● YOUR INSTRUCTIONS:
Provide nothing but the number of lines containing the string "valves".

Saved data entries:
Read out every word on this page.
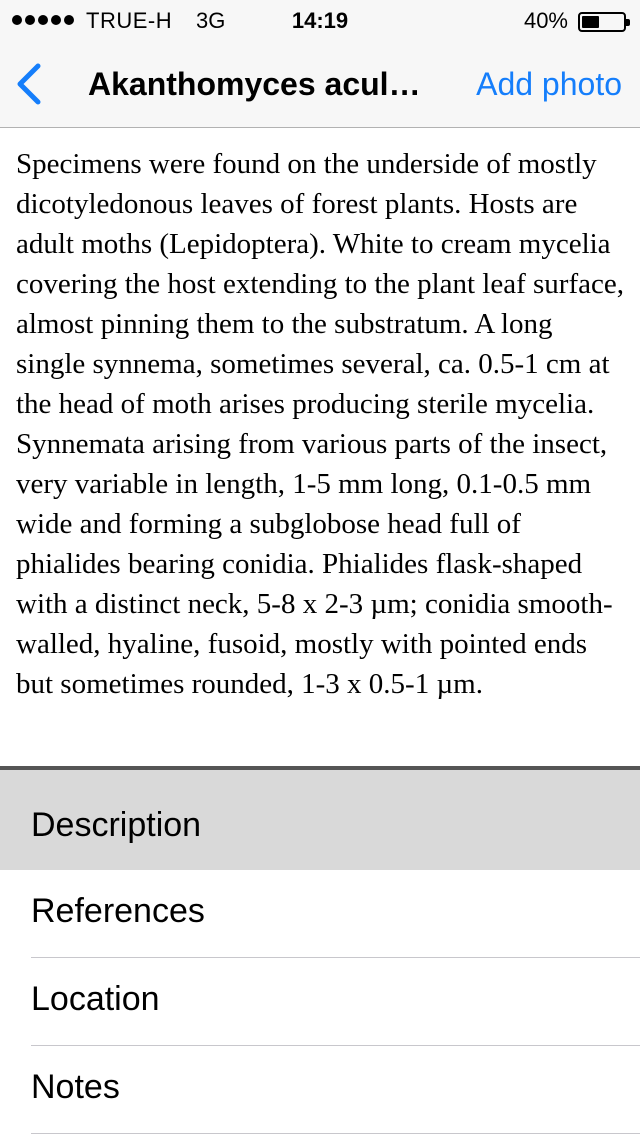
TRUE-H 3G	14:19	40%
Akanthomyces acul…	Add photo

Specimens were found on the underside of mostly dicotyledonous leaves of forest plants. Hosts are adult moths (Lepidoptera). White to cream mycelia covering the host extending to the plant leaf surface, almost pinning them to the substratum. A long single synnema, sometimes several, ca. 0.5-1 cm at the head of moth arises producing sterile mycelia. Synnemata arising from various parts of the insect, very variable in length, 1-5 mm long, 0.1-0.5 mm wide and forming a subglobose head full of phialides bearing conidia. Phialides flask-shaped with a distinct neck, 5-8 x 2-3 µm; conidia smooth-walled, hyaline, fusoid, mostly with pointed ends but sometimes rounded, 1-3 x 0.5-1 µm.

Description
References
Location
Notes
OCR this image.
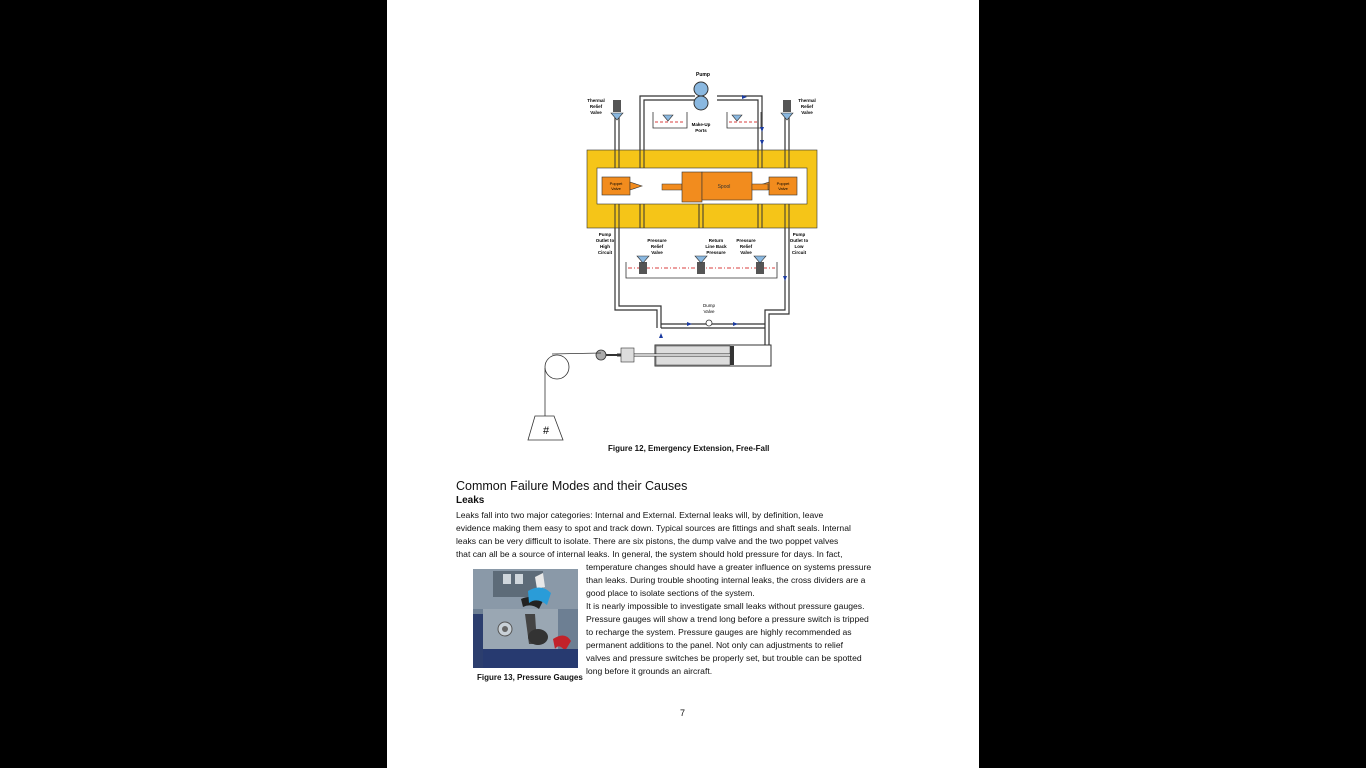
Pump
Make-Up
Ports
Thermal
Relief
Valve
Thermal
Relief
Valve
Poppet
Valve
Poppet
Valve
Spool
Pump
Outlet to
High
Circuit
Pressure
Relief
Valve
Return
Line Back
Pressure
Pressure
Relief
Valve
Pump
Outlet to
Low
Circuit
Dump
Valve
#
Figure 12, Emergency Extension, Free-Fall
Common Failure Modes and their Causes
Leaks
Leaks fall into two major categories: Internal and External. External leaks will, by definition, leave
evidence making them easy to spot and track down. Typical sources are fittings and shaft seals. Internal
leaks can be very difficult to isolate. There are six pistons, the dump valve and the two poppet valves
that can all be a source of internal leaks. In general, the system should hold pressure for days. In fact,
temperature changes should have a greater influence on systems pressure
than leaks. During trouble shooting internal leaks, the cross dividers are a
good place to isolate sections of the system.
It is nearly impossible to investigate small leaks without pressure gauges.
Pressure gauges will show a trend long before a pressure switch is tripped
to recharge the system. Pressure gauges are highly recommended as
permanent additions to the panel. Not only can adjustments to relief
valves and pressure switches be properly set, but trouble can be spotted
long before it grounds an aircraft.
Figure 13, Pressure Gauges
7
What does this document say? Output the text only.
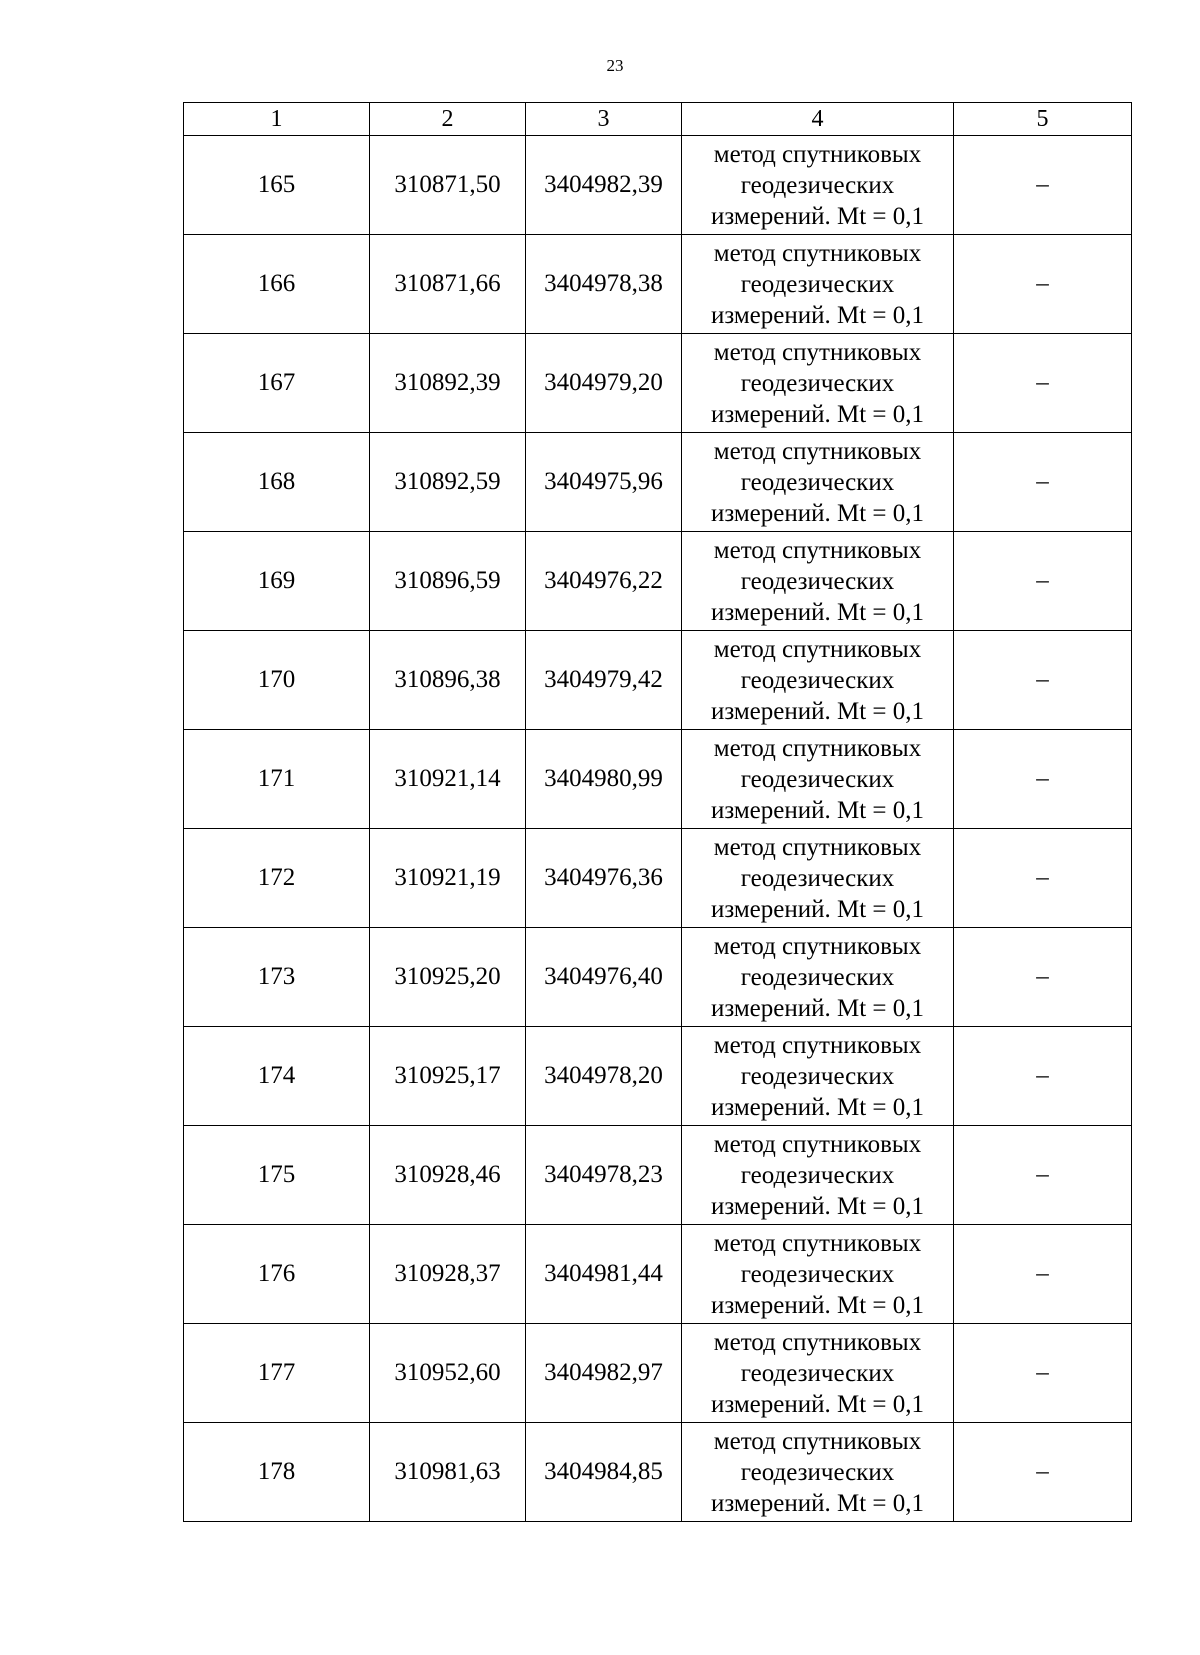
23
1	2	3	4	5
165	310871,50	3404982,39	метод спутниковых
геодезических
измерений. Mt = 0,1	–
166	310871,66	3404978,38	метод спутниковых
геодезических
измерений. Mt = 0,1	–
167	310892,39	3404979,20	метод спутниковых
геодезических
измерений. Mt = 0,1	–
168	310892,59	3404975,96	метод спутниковых
геодезических
измерений. Mt = 0,1	–
169	310896,59	3404976,22	метод спутниковых
геодезических
измерений. Mt = 0,1	–
170	310896,38	3404979,42	метод спутниковых
геодезических
измерений. Mt = 0,1	–
171	310921,14	3404980,99	метод спутниковых
геодезических
измерений. Mt = 0,1	–
172	310921,19	3404976,36	метод спутниковых
геодезических
измерений. Mt = 0,1	–
173	310925,20	3404976,40	метод спутниковых
геодезических
измерений. Mt = 0,1	–
174	310925,17	3404978,20	метод спутниковых
геодезических
измерений. Mt = 0,1	–
175	310928,46	3404978,23	метод спутниковых
геодезических
измерений. Mt = 0,1	–
176	310928,37	3404981,44	метод спутниковых
геодезических
измерений. Mt = 0,1	–
177	310952,60	3404982,97	метод спутниковых
геодезических
измерений. Mt = 0,1	–
178	310981,63	3404984,85	метод спутниковых
геодезических
измерений. Mt = 0,1	–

● COMPLETE RESPONSE:
2